TASK DIRECTIONS → Word for word, copy all the data and drop the pictures.

MATERIAL PROVIDED →

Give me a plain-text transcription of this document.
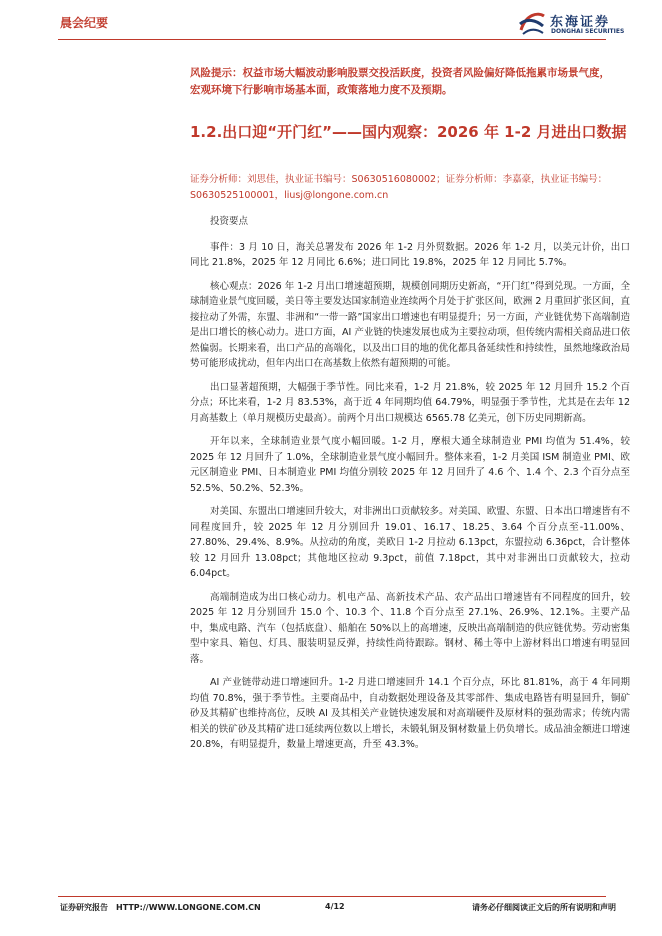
晨会纪要	东海证券
DONGHAI SECURITIES

风险提示：权益市场大幅波动影响股票交投活跃度，投资者风险偏好降低拖累市场景气度，宏观环境下行影响市场基本面，政策落地力度不及预期。

1.2.出口迎“开门红”——国内观察：2026 年 1-2 月进出口数据

证券分析师：刘思佳，执业证书编号：S0630516080002；证券分析师：李嘉豪，执业证书编号：S0630525100001，liusj@longone.com.cn

投资要点

事件：3 月 10 日，海关总署发布 2026 年 1-2 月外贸数据。2026 年 1-2 月，以美元计价，出口同比 21.8%，2025 年 12 月同比 6.6%；进口同比 19.8%，2025 年 12 月同比 5.7%。

核心观点：2026 年 1-2 月出口增速超预期，规模创同期历史新高，“开门红”得到兑现。一方面，全球制造业景气度回暖，美日等主要发达国家制造业连续两个月处于扩张区间，欧洲 2 月重回扩张区间，直接拉动了外需，东盟、非洲和“一带一路”国家出口增速也有明显提升；另一方面，产业链优势下高端制造是出口增长的核心动力。进口方面，AI 产业链的快速发展也成为主要拉动项，但传统内需相关商品进口依然偏弱。长期来看，出口产品的高端化，以及出口目的地的优化都具备延续性和持续性，虽然地缘政治局势可能形成扰动，但年内出口在高基数上依然有超预期的可能。

出口显著超预期，大幅强于季节性。同比来看，1-2 月 21.8%，较 2025 年 12 月回升 15.2 个百分点；环比来看，1-2 月 83.53%，高于近 4 年同期均值 64.79%，明显强于季节性，尤其是在去年 12 月高基数上（单月规模历史最高）。前两个月出口规模达 6565.78 亿美元，创下历史同期新高。

开年以来，全球制造业景气度小幅回暖。1-2 月，摩根大通全球制造业 PMI 均值为 51.4%，较 2025 年 12 月回升了 1.0%，全球制造业景气度小幅回升。整体来看，1-2 月美国 ISM 制造业 PMI、欧元区制造业 PMI、日本制造业 PMI 均值分别较 2025 年 12 月回升了 4.6 个、1.4 个、2.3 个百分点至 52.5%、50.2%、52.3%。

对美国、东盟出口增速回升较大，对非洲出口贡献较多。对美国、欧盟、东盟、日本出口增速皆有不同程度回升，较 2025 年 12 月分别回升 19.01、16.17、18.25、3.64 个百分点至-11.00%、27.80%、29.4%、8.9%。从拉动的角度，美欧日 1-2 月拉动 6.13pct，东盟拉动 6.36pct，合计整体较 12 月回升 13.08pct；其他地区拉动 9.3pct，前值 7.18pct，其中对非洲出口贡献较大，拉动 6.04pct。

高端制造成为出口核心动力。机电产品、高新技术产品、农产品出口增速皆有不同程度的回升，较 2025 年 12 月分别回升 15.0 个、10.3 个、11.8 个百分点至 27.1%、26.9%、12.1%。主要产品中，集成电路、汽车（包括底盘）、船舶在 50%以上的高增速，反映出高端制造的供应链优势。劳动密集型中家具、箱包、灯具、服装明显反弹，持续性尚待跟踪。钢材、稀土等中上游材料出口增速有明显回落。

AI 产业链带动进口增速回升。1-2 月进口增速回升 14.1 个百分点，环比 81.81%，高于 4 年同期均值 70.8%，强于季节性。主要商品中，自动数据处理设备及其零部件、集成电路皆有明显回升，铜矿砂及其精矿也维持高位，反映 AI 及其相关产业链快速发展和对高端硬件及原材料的强劲需求；传统内需相关的铁矿砂及其精矿进口延续两位数以上增长，未锻轧铜及铜材数量上仍负增长。成品油金额进口增速 20.8%，有明显提升，数量上增速更高，升至 43.3%。

证券研究报告　HTTP://WWW.LONGONE.COM.CN	4/12	请务必仔细阅读正文后的所有说明和声明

THE RESULT →
Give me a plain-text transcription of this document.
晨会纪要	东海证券
DONGHAI SECURITIES

风险提示：权益市场大幅波动影响股票交投活跃度，投资者风险偏好降低拖累市场景气度，宏观环境下行影响市场基本面，政策落地力度不及预期。

1.2.出口迎“开门红”——国内观察：2026 年 1-2 月进出口数据

证券分析师：刘思佳，执业证书编号：S0630516080002；证券分析师：李嘉豪，执业证书编号：S0630525100001，liusj@longone.com.cn

投资要点

事件：3 月 10 日，海关总署发布 2026 年 1-2 月外贸数据。2026 年 1-2 月，以美元计价，出口同比 21.8%，2025 年 12 月同比 6.6%；进口同比 19.8%，2025 年 12 月同比 5.7%。

核心观点：2026 年 1-2 月出口增速超预期，规模创同期历史新高，“开门红”得到兑现。一方面，全球制造业景气度回暖，美日等主要发达国家制造业连续两个月处于扩张区间，欧洲 2 月重回扩张区间，直接拉动了外需，东盟、非洲和“一带一路”国家出口增速也有明显提升；另一方面，产业链优势下高端制造是出口增长的核心动力。进口方面，AI 产业链的快速发展也成为主要拉动项，但传统内需相关商品进口依然偏弱。长期来看，出口产品的高端化，以及出口目的地的优化都具备延续性和持续性，虽然地缘政治局势可能形成扰动，但年内出口在高基数上依然有超预期的可能。

出口显著超预期，大幅强于季节性。同比来看，1-2 月 21.8%，较 2025 年 12 月回升 15.2 个百分点；环比来看，1-2 月 83.53%，高于近 4 年同期均值 64.79%，明显强于季节性，尤其是在去年 12 月高基数上（单月规模历史最高）。前两个月出口规模达 6565.78 亿美元，创下历史同期新高。

开年以来，全球制造业景气度小幅回暖。1-2 月，摩根大通全球制造业 PMI 均值为 51.4%，较 2025 年 12 月回升了 1.0%，全球制造业景气度小幅回升。整体来看，1-2 月美国 ISM 制造业 PMI、欧元区制造业 PMI、日本制造业 PMI 均值分别较 2025 年 12 月回升了 4.6 个、1.4 个、2.3 个百分点至 52.5%、50.2%、52.3%。

对美国、东盟出口增速回升较大，对非洲出口贡献较多。对美国、欧盟、东盟、日本出口增速皆有不同程度回升，较 2025 年 12 月分别回升 19.01、16.17、18.25、3.64 个百分点至-11.00%、27.80%、29.4%、8.9%。从拉动的角度，美欧日 1-2 月拉动 6.13pct，东盟拉动 6.36pct，合计整体较 12 月回升 13.08pct；其他地区拉动 9.3pct，前值 7.18pct，其中对非洲出口贡献较大，拉动 6.04pct。

高端制造成为出口核心动力。机电产品、高新技术产品、农产品出口增速皆有不同程度的回升，较 2025 年 12 月分别回升 15.0 个、10.3 个、11.8 个百分点至 27.1%、26.9%、12.1%。主要产品中，集成电路、汽车（包括底盘）、船舶在 50%以上的高增速，反映出高端制造的供应链优势。劳动密集型中家具、箱包、灯具、服装明显反弹，持续性尚待跟踪。钢材、稀土等中上游材料出口增速有明显回落。

AI 产业链带动进口增速回升。1-2 月进口增速回升 14.1 个百分点，环比 81.81%，高于 4 年同期均值 70.8%，强于季节性。主要商品中，自动数据处理设备及其零部件、集成电路皆有明显回升，铜矿砂及其精矿也维持高位，反映 AI 及其相关产业链快速发展和对高端硬件及原材料的强劲需求；传统内需相关的铁矿砂及其精矿进口延续两位数以上增长，未锻轧铜及铜材数量上仍负增长。成品油金额进口增速 20.8%，有明显提升，数量上增速更高，升至 43.3%。

证券研究报告　HTTP://WWW.LONGONE.COM.CN	4/12	请务必仔细阅读正文后的所有说明和声明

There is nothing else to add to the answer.